- **WHAT YOU HAVE TO DO**
How many lines in the records below contain the word "device"? Reply with the number alone.

- **ROWS**
▽

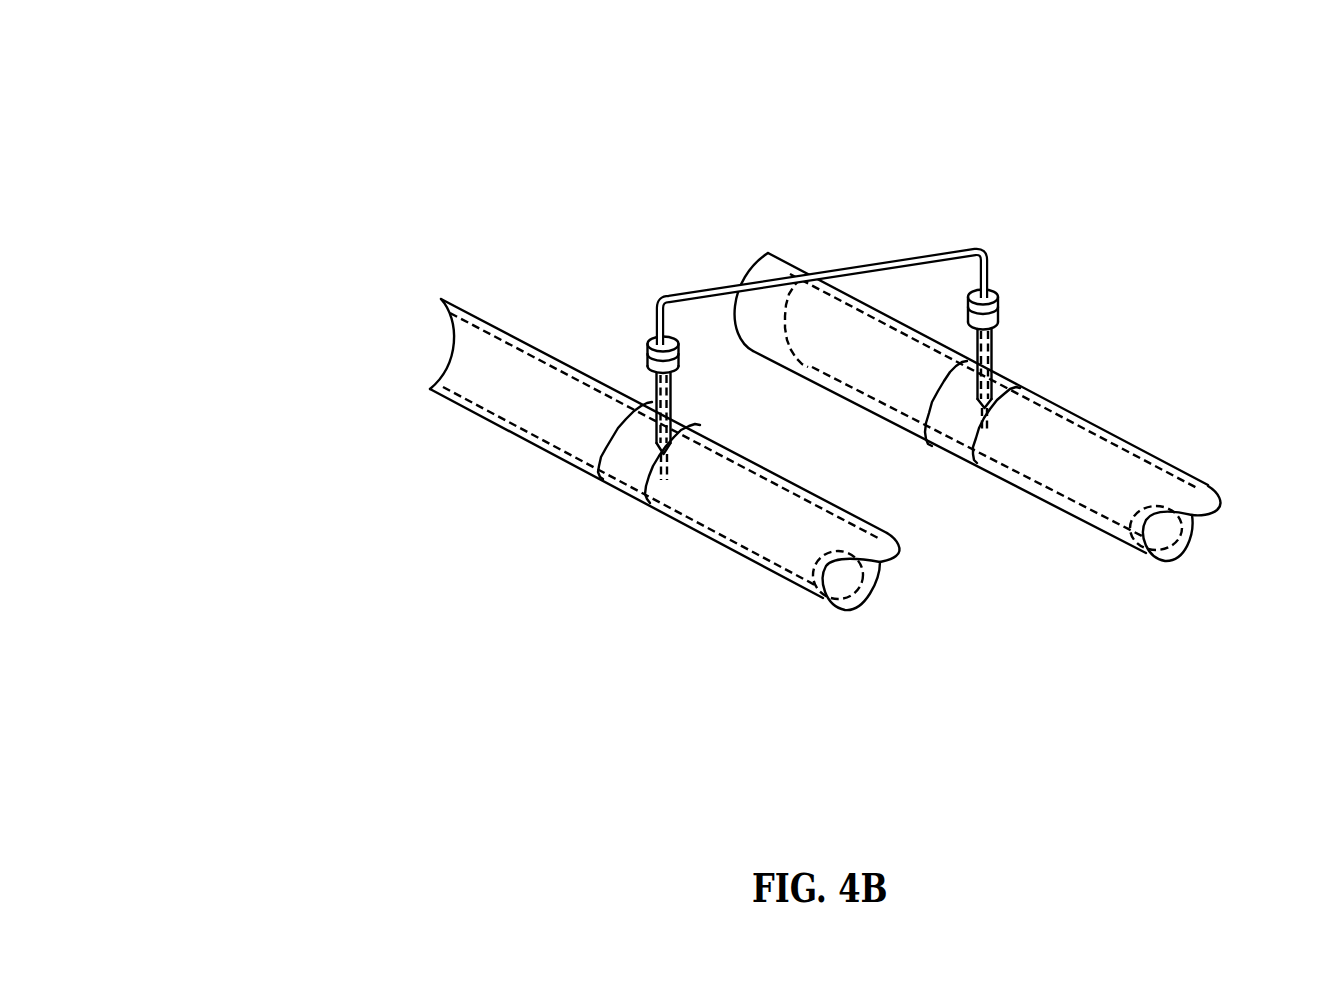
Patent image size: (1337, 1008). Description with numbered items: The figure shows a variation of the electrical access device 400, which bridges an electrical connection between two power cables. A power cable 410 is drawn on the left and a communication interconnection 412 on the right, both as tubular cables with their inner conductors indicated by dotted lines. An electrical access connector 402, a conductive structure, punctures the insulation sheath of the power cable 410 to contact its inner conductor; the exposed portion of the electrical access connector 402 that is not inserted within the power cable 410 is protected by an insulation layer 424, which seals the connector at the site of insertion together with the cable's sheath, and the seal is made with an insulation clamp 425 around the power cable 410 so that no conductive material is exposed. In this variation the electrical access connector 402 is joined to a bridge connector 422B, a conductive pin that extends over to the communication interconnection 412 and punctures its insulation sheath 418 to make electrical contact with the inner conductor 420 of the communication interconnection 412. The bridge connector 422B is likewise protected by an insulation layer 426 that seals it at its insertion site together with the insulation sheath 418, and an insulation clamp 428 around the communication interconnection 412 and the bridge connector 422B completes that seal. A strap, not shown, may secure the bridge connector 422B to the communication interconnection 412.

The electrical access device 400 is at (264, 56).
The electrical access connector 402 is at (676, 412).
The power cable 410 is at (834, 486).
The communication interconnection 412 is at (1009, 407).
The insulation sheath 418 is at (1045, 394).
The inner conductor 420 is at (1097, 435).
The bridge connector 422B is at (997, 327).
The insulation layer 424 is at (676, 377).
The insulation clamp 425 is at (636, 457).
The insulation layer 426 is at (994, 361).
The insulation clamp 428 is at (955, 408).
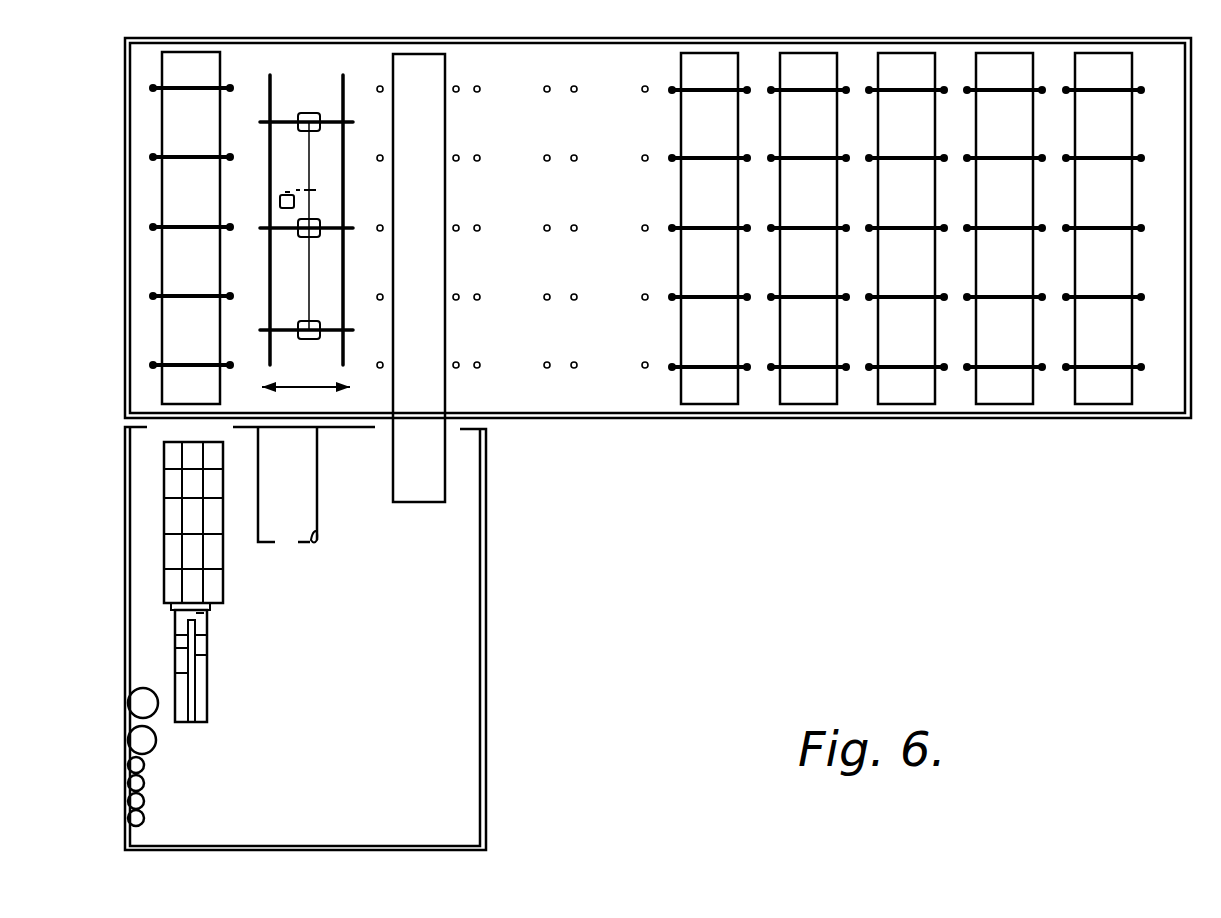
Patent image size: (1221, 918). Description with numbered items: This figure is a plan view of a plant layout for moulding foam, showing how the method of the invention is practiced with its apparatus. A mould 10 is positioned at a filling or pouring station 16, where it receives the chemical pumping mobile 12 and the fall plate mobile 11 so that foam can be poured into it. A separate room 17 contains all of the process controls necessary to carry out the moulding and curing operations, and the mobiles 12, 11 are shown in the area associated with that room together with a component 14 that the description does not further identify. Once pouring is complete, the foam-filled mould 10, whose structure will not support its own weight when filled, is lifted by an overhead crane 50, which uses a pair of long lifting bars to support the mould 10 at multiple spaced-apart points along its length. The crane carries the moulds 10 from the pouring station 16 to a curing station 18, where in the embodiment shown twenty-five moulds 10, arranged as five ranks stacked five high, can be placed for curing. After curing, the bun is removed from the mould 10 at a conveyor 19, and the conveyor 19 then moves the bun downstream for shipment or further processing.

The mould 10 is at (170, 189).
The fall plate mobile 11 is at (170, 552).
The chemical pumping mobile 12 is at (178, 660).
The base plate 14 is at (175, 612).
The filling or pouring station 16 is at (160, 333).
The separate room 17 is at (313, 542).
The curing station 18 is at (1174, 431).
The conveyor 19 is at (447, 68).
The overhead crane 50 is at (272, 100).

△

- **TASK ANSWER**
2